_WRITTEN INSTRUCTION_.
Leave out the pictures and repeat every record exactly.

Stored records
- - - - - - -

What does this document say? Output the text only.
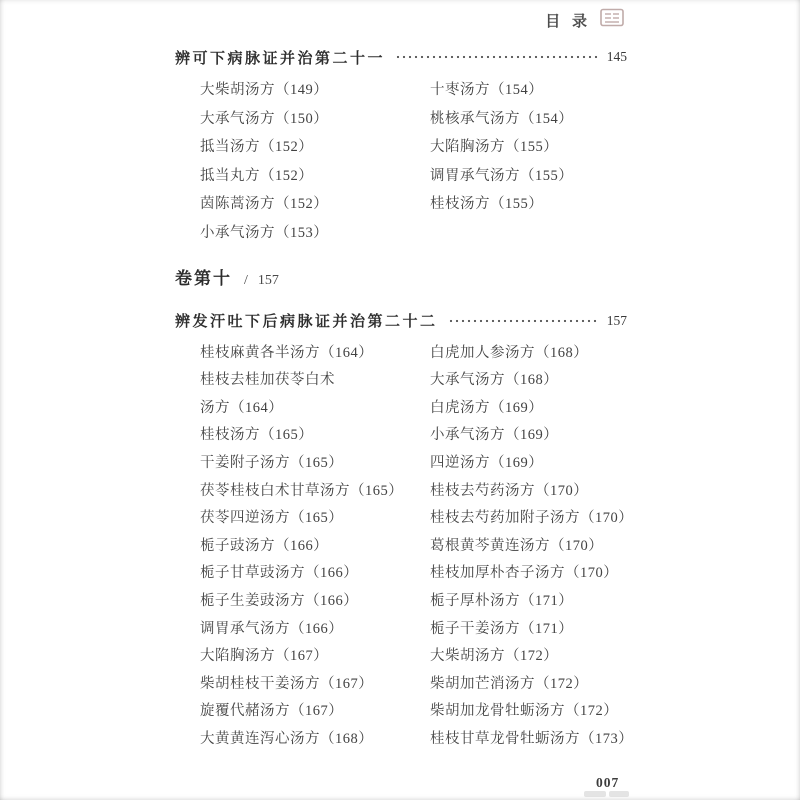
目 录
辨可下病脉证并治第二十一	145
大柴胡汤方（149）
大承气汤方（150）
抵当汤方（152）
抵当丸方（152）
茵陈蒿汤方（152）
小承气汤方（153）
十枣汤方（154）
桃核承气汤方（154）
大陷胸汤方（155）
调胃承气汤方（155）
桂枝汤方（155）
卷第十 / 157
辨发汗吐下后病脉证并治第二十二	157
桂枝麻黄各半汤方（164）
桂枝去桂加茯苓白术
汤方（164）
桂枝汤方（165）
干姜附子汤方（165）
茯苓桂枝白术甘草汤方（165）
茯苓四逆汤方（165）
栀子豉汤方（166）
栀子甘草豉汤方（166）
栀子生姜豉汤方（166）
调胃承气汤方（166）
大陷胸汤方（167）
柴胡桂枝干姜汤方（167）
旋覆代赭汤方（167）
大黄黄连泻心汤方（168）
白虎加人参汤方（168）
大承气汤方（168）
白虎汤方（169）
小承气汤方（169）
四逆汤方（169）
桂枝去芍药汤方（170）
桂枝去芍药加附子汤方（170）
葛根黄芩黄连汤方（170）
桂枝加厚朴杏子汤方（170）
栀子厚朴汤方（171）
栀子干姜汤方（171）
大柴胡汤方（172）
柴胡加芒消汤方（172）
柴胡加龙骨牡蛎汤方（172）
桂枝甘草龙骨牡蛎汤方（173）
007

- - - - - - -

_CORRECT OUTPUT_.
What does this document say? Output the text only.
目 录
辨可下病脉证并治第二十一	145
大柴胡汤方（149）
大承气汤方（150）
抵当汤方（152）
抵当丸方（152）
茵陈蒿汤方（152）
小承气汤方（153）
十枣汤方（154）
桃核承气汤方（154）
大陷胸汤方（155）
调胃承气汤方（155）
桂枝汤方（155）
卷第十 / 157
辨发汗吐下后病脉证并治第二十二	157
桂枝麻黄各半汤方（164）
桂枝去桂加茯苓白术
汤方（164）
桂枝汤方（165）
干姜附子汤方（165）
茯苓桂枝白术甘草汤方（165）
茯苓四逆汤方（165）
栀子豉汤方（166）
栀子甘草豉汤方（166）
栀子生姜豉汤方（166）
调胃承气汤方（166）
大陷胸汤方（167）
柴胡桂枝干姜汤方（167）
旋覆代赭汤方（167）
大黄黄连泻心汤方（168）
白虎加人参汤方（168）
大承气汤方（168）
白虎汤方（169）
小承气汤方（169）
四逆汤方（169）
桂枝去芍药汤方（170）
桂枝去芍药加附子汤方（170）
葛根黄芩黄连汤方（170）
桂枝加厚朴杏子汤方（170）
栀子厚朴汤方（171）
栀子干姜汤方（171）
大柴胡汤方（172）
柴胡加芒消汤方（172）
柴胡加龙骨牡蛎汤方（172）
桂枝甘草龙骨牡蛎汤方（173）
007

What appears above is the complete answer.